STATED EXERCISE:
Return every entry exactly as written.

MATERIAL FOR THIS TASK:
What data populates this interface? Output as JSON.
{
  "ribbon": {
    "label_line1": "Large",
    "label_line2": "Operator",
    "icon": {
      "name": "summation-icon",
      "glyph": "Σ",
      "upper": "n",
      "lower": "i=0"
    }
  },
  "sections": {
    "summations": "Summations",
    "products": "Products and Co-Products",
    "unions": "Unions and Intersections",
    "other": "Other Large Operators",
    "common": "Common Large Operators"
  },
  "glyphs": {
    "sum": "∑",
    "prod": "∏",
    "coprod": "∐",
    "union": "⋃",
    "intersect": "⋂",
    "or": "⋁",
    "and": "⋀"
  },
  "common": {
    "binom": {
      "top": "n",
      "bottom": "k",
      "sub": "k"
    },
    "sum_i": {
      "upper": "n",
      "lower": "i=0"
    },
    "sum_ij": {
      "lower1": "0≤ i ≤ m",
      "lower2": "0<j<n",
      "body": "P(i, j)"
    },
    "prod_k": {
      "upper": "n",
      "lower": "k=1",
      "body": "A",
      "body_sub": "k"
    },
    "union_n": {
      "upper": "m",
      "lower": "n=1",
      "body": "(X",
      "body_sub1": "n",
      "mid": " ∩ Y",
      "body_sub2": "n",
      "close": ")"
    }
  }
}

ANSWER TO THE PROBLEM:
What data populates this interface? Output as JSON.
{
  "ribbon": {
    "label_line1": "Large",
    "label_line2": "Operator",
    "icon": {
      "name": "summation-icon",
      "glyph": "Σ",
      "upper": "n",
      "lower": "i=0"
    }
  },
  "sections": {
    "summations": "Summations",
    "products": "Products and Co-Products",
    "unions": "Unions and Intersections",
    "other": "Other Large Operators",
    "common": "Common Large Operators"
  },
  "glyphs": {
    "sum": "∑",
    "prod": "∏",
    "coprod": "∐",
    "union": "⋃",
    "intersect": "⋂",
    "or": "⋁",
    "and": "⋀"
  },
  "common": {
    "binom": {
      "top": "n",
      "bottom": "k",
      "sub": "k"
    },
    "sum_i": {
      "upper": "n",
      "lower": "i=0"
    },
    "sum_ij": {
      "lower1": "0≤ i ≤ m",
      "lower2": "0<j<n",
      "body": "P(i, j)"
    },
    "prod_k": {
      "upper": "n",
      "lower": "k=1",
      "body": "A",
      "body_sub": "k"
    },
    "union_n": {
      "upper": "m",
      "lower": "n=1",
      "body": "(X",
      "body_sub1": "n",
      "mid": " ∩ Y",
      "body_sub2": "n",
      "close": ")"
    }
  }
}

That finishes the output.